Can the data below be echoed back word for word?

•••

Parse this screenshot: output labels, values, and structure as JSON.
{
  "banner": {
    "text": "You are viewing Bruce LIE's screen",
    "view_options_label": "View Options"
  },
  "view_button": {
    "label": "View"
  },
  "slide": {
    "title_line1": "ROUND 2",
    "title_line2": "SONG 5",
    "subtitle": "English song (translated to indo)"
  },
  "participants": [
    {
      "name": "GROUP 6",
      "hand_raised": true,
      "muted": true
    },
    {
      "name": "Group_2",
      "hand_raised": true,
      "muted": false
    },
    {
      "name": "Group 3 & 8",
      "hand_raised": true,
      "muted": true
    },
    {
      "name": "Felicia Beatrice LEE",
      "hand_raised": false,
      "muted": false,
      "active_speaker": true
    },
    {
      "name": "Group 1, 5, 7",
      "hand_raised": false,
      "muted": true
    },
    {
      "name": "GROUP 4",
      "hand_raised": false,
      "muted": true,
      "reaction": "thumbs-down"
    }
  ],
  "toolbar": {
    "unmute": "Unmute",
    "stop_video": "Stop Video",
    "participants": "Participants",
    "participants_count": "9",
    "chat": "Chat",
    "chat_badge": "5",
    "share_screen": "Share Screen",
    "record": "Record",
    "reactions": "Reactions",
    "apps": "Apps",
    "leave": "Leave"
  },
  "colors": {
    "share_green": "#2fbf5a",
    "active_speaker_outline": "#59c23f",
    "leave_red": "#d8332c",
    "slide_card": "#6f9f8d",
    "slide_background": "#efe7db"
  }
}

•••

▶ Solution to this exercise:
Parse this screenshot: output labels, values, and structure as JSON.
{
  "banner": {
    "text": "You are viewing Bruce LIE's screen",
    "view_options_label": "View Options"
  },
  "view_button": {
    "label": "View"
  },
  "slide": {
    "title_line1": "ROUND 2",
    "title_line2": "SONG 5",
    "subtitle": "English song (translated to indo)"
  },
  "participants": [
    {
      "name": "GROUP 6",
      "hand_raised": true,
      "muted": true
    },
    {
      "name": "Group_2",
      "hand_raised": true,
      "muted": false
    },
    {
      "name": "Group 3 & 8",
      "hand_raised": true,
      "muted": true
    },
    {
      "name": "Felicia Beatrice LEE",
      "hand_raised": false,
      "muted": false,
      "active_speaker": true
    },
    {
      "name": "Group 1, 5, 7",
      "hand_raised": false,
      "muted": true
    },
    {
      "name": "GROUP 4",
      "hand_raised": false,
      "muted": true,
      "reaction": "thumbs-down"
    }
  ],
  "toolbar": {
    "unmute": "Unmute",
    "stop_video": "Stop Video",
    "participants": "Participants",
    "participants_count": "9",
    "chat": "Chat",
    "chat_badge": "5",
    "share_screen": "Share Screen",
    "record": "Record",
    "reactions": "Reactions",
    "apps": "Apps",
    "leave": "Leave"
  },
  "colors": {
    "share_green": "#2fbf5a",
    "active_speaker_outline": "#59c23f",
    "leave_red": "#d8332c",
    "slide_card": "#6f9f8d",
    "slide_background": "#efe7db"
  }
}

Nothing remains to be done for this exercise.